Collection entries
————
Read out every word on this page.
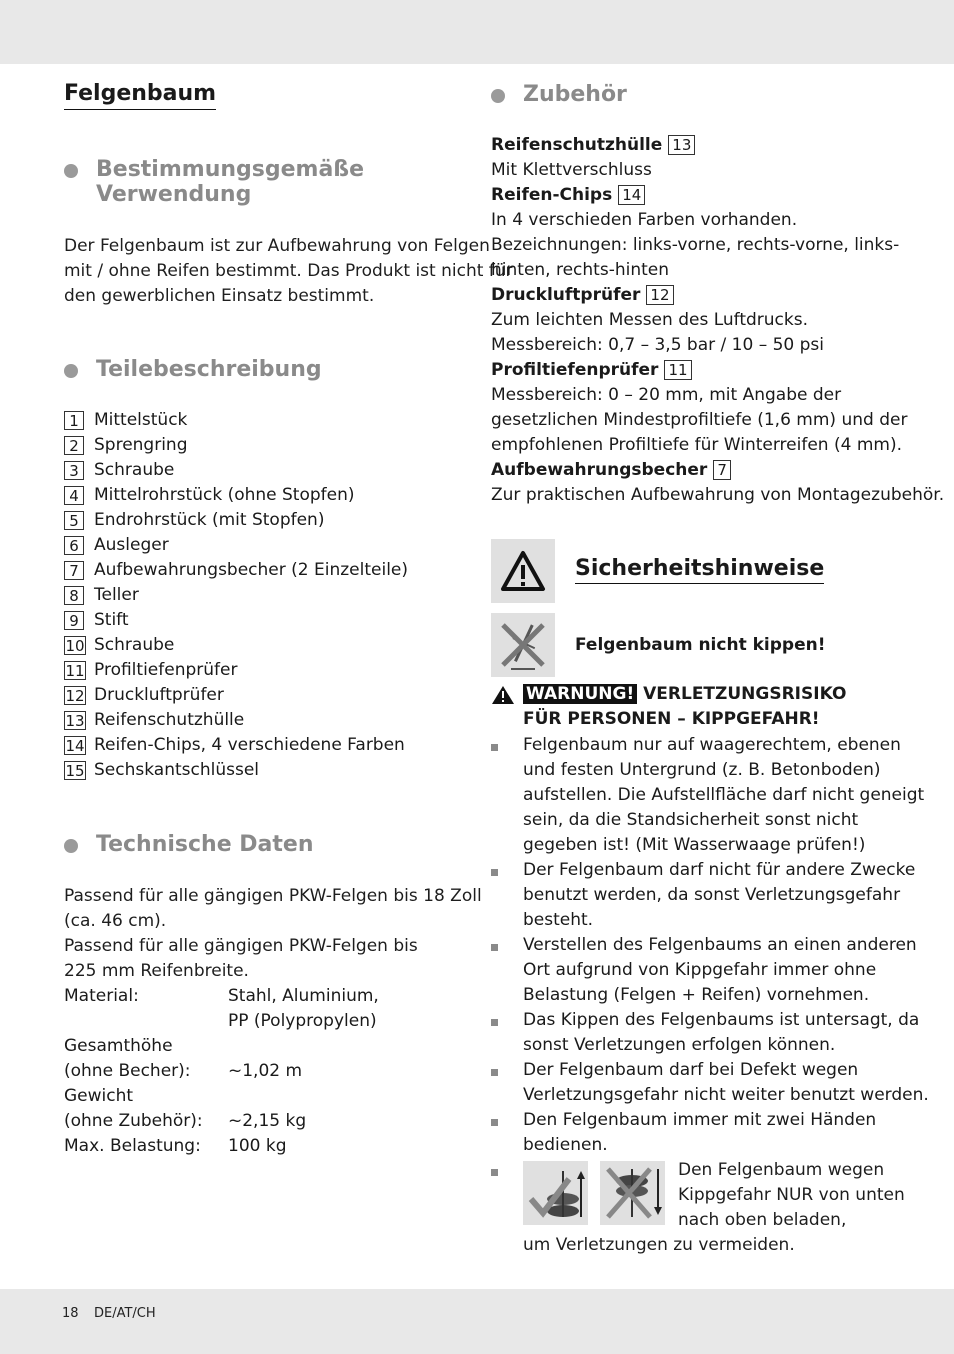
Felgenbaum
Bestimmungsgemäße
Verwendung
Der Felgenbaum ist zur Aufbewahrung von Felgen
mit / ohne Reifen bestimmt. Das Produkt ist nicht für
den gewerblichen Einsatz bestimmt.
Teilebeschreibung
1 Mittelstück
2 Sprengring
3 Schraube
4 Mittelrohrstück (ohne Stopfen)
5 Endrohrstück (mit Stopfen)
6 Ausleger
7 Aufbewahrungsbecher (2 Einzelteile)
8 Teller
9 Stift
10 Schraube
11 Profiltiefenprüfer
12 Druckluftprüfer
13 Reifenschutzhülle
14 Reifen-Chips, 4 verschiedene Farben
15 Sechskantschlüssel
Technische Daten
Passend für alle gängigen PKW-Felgen bis 18 Zoll
(ca. 46 cm).
Passend für alle gängigen PKW-Felgen bis
225 mm Reifenbreite.
Material:	Stahl, Aluminium,
PP (Polypropylen)
Gesamthöhe
(ohne Becher): ~1,02 m
Gewicht
(ohne Zubehör): ~2,15 kg
Max. Belastung: 100 kg
Zubehör
Reifenschutzhülle 13
Mit Klettverschluss
Reifen-Chips 14
In 4 verschieden Farben vorhanden.
Bezeichnungen: links-vorne, rechts-vorne, links-
hinten, rechts-hinten
Druckluftprüfer 12
Zum leichten Messen des Luftdrucks.
Messbereich: 0,7 – 3,5 bar / 10 – 50 psi
Profiltiefenprüfer 11
Messbereich: 0 – 20 mm, mit Angabe der
gesetzlichen Mindestprofiltiefe (1,6 mm) und der
empfohlenen Profiltiefe für Winterreifen (4 mm).
Aufbewahrungsbecher 7
Zur praktischen Aufbewahrung von Montagezubehör.
Sicherheitshinweise
Felgenbaum nicht kippen!
WARNUNG! VERLETZUNGSRISIKO
FÜR PERSONEN – KIPPGEFAHR!
Felgenbaum nur auf waagerechtem, ebenen
und festen Untergrund (z. B. Betonboden)
aufstellen. Die Aufstellfläche darf nicht geneigt
sein, da die Standsicherheit sonst nicht
gegeben ist! (Mit Wasserwaage prüfen!)
Der Felgenbaum darf nicht für andere Zwecke
benutzt werden, da sonst Verletzungsgefahr
besteht.
Verstellen des Felgenbaums an einen anderen
Ort aufgrund von Kippgefahr immer ohne
Belastung (Felgen + Reifen) vornehmen.
Das Kippen des Felgenbaums ist untersagt, da
sonst Verletzungen erfolgen können.
Der Felgenbaum darf bei Defekt wegen
Verletzungsgefahr nicht weiter benutzt werden.
Den Felgenbaum immer mit zwei Händen
bedienen.
Den Felgenbaum wegen
Kippgefahr NUR von unten
nach oben beladen,
um Verletzungen zu vermeiden.
18 DE/AT/CH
————
Copy all lines above containing the string "Profiltiefenprüfer".

FULL ANSWER
11 Profiltiefenprüfer
Profiltiefenprüfer 11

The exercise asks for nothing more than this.